Goal:
The line containing "What's the underlying" and every line after it, through the last, are to be extracted exactly; no other lines belong in the answer.
⟨
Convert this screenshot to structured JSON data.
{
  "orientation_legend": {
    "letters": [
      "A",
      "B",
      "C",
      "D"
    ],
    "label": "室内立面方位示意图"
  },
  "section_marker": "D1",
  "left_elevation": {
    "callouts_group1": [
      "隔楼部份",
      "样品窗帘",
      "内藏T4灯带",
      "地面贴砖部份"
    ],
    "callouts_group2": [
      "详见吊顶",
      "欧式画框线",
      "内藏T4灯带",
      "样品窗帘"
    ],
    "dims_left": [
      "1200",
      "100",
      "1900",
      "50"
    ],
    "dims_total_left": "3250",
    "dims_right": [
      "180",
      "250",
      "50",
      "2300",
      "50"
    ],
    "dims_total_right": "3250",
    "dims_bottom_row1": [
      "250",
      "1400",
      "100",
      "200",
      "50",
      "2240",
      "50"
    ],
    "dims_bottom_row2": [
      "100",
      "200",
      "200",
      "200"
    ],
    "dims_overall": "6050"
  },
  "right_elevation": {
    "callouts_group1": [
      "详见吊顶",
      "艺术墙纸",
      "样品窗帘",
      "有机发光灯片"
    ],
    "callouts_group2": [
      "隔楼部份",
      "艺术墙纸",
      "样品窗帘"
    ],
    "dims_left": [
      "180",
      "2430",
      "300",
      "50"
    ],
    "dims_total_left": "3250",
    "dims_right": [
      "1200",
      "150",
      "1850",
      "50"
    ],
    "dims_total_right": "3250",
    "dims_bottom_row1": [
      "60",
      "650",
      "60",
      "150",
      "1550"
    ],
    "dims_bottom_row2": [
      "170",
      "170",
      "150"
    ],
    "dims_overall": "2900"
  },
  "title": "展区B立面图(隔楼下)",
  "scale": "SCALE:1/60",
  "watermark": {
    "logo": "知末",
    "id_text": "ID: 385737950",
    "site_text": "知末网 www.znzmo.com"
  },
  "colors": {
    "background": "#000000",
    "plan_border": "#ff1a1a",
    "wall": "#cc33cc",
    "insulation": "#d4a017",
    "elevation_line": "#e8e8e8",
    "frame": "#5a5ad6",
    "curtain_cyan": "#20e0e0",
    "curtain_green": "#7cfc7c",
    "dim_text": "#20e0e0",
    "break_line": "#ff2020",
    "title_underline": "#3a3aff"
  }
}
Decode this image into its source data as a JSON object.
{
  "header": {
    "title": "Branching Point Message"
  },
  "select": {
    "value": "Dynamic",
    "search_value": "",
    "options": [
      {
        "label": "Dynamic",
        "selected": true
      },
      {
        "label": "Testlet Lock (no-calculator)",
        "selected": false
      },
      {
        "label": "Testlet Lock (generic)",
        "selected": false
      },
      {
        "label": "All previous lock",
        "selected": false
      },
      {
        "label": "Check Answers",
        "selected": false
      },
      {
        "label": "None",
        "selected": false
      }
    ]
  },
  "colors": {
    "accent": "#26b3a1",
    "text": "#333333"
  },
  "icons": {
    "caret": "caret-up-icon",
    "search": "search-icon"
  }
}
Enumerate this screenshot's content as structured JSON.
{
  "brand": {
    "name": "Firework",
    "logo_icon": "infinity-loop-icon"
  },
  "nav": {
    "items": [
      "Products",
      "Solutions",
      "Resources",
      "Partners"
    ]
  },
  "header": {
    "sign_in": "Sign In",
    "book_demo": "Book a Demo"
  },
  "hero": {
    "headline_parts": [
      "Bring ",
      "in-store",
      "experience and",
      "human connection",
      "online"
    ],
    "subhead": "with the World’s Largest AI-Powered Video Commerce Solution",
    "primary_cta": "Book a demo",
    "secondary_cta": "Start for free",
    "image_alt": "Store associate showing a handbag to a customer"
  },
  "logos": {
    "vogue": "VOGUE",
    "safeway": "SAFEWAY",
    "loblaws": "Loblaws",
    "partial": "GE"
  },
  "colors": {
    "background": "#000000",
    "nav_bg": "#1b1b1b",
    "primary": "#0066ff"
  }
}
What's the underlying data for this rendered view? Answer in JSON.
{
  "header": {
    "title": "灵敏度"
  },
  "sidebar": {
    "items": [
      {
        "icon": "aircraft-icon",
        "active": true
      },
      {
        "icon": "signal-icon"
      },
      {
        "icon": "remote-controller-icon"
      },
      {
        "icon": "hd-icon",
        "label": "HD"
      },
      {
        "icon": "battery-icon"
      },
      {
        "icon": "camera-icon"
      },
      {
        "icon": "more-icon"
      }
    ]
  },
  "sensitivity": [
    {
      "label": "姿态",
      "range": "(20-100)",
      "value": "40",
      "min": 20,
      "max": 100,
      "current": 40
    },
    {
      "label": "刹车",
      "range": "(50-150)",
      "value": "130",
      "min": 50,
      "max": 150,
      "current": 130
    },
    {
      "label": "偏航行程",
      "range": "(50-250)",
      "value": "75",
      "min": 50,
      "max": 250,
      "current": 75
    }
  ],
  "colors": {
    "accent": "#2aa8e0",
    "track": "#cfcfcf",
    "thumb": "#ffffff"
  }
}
⟩
Full answer:
What's the underlying data for this rendered view? Answer in JSON.
{
  "header": {
    "title": "灵敏度"
  },
  "sidebar": {
    "items": [
      {
        "icon": "aircraft-icon",
        "active": true
      },
      {
        "icon": "signal-icon"
      },
      {
        "icon": "remote-controller-icon"
      },
      {
        "icon": "hd-icon",
        "label": "HD"
      },
      {
        "icon": "battery-icon"
      },
      {
        "icon": "camera-icon"
      },
      {
        "icon": "more-icon"
      }
    ]
  },
  "sensitivity": [
    {
      "label": "姿态",
      "range": "(20-100)",
      "value": "40",
      "min": 20,
      "max": 100,
      "current": 40
    },
    {
      "label": "刹车",
      "range": "(50-150)",
      "value": "130",
      "min": 50,
      "max": 150,
      "current": 130
    },
    {
      "label": "偏航行程",
      "range": "(50-250)",
      "value": "75",
      "min": 50,
      "max": 250,
      "current": 75
    }
  ],
  "colors": {
    "accent": "#2aa8e0",
    "track": "#cfcfcf",
    "thumb": "#ffffff"
  }
}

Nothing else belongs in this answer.